◆ Required work:
Report how many lines hold the word "till"; answer with the number alone.

◆ Record extracts:
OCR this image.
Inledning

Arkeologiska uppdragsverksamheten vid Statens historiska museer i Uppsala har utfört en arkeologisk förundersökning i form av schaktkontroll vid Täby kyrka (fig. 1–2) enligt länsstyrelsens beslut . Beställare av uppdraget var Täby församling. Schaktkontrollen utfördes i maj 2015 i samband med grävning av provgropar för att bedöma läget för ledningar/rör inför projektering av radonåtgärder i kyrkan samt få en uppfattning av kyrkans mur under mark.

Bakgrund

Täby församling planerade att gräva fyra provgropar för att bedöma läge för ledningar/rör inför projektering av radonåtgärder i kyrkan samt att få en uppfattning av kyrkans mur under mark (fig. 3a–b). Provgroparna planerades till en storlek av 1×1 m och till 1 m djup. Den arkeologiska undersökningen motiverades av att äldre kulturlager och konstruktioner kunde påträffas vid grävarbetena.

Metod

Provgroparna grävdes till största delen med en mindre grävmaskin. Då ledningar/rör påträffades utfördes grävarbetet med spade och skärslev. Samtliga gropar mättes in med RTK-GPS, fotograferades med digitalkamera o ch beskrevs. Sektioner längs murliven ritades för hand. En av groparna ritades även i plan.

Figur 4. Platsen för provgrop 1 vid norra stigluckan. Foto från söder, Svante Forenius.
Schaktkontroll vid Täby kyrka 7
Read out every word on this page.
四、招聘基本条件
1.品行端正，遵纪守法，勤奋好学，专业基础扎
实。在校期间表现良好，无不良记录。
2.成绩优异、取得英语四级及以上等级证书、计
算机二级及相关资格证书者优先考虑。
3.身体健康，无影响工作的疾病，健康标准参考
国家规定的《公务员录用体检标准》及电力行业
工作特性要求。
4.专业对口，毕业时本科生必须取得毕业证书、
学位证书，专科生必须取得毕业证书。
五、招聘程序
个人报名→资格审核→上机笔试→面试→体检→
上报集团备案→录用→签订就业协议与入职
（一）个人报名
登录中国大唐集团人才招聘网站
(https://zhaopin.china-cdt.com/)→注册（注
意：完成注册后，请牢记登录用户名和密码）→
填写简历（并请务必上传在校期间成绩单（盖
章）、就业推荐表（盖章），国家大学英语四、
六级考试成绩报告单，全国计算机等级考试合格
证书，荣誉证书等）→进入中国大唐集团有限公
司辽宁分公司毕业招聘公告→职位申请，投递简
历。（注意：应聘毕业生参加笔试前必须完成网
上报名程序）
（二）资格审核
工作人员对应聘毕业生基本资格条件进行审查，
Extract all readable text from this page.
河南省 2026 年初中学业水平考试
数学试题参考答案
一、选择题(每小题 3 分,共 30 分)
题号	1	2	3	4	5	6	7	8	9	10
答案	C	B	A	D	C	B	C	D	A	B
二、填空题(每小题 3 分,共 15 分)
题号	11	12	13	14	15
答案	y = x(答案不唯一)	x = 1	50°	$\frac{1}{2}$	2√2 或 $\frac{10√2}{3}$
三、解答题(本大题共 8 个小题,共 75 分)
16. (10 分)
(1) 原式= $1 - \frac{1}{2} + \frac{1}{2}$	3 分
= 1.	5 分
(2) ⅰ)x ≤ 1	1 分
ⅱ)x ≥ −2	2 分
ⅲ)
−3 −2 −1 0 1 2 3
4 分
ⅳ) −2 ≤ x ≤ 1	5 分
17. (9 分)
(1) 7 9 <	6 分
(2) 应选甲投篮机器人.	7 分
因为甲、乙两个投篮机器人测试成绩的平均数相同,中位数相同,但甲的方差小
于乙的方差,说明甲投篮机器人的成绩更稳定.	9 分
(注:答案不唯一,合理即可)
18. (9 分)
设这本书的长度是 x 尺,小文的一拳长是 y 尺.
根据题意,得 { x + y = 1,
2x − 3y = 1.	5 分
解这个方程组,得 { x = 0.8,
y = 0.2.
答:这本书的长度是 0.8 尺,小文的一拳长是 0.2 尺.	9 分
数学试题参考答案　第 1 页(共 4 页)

◆ Answer for this exercise:
2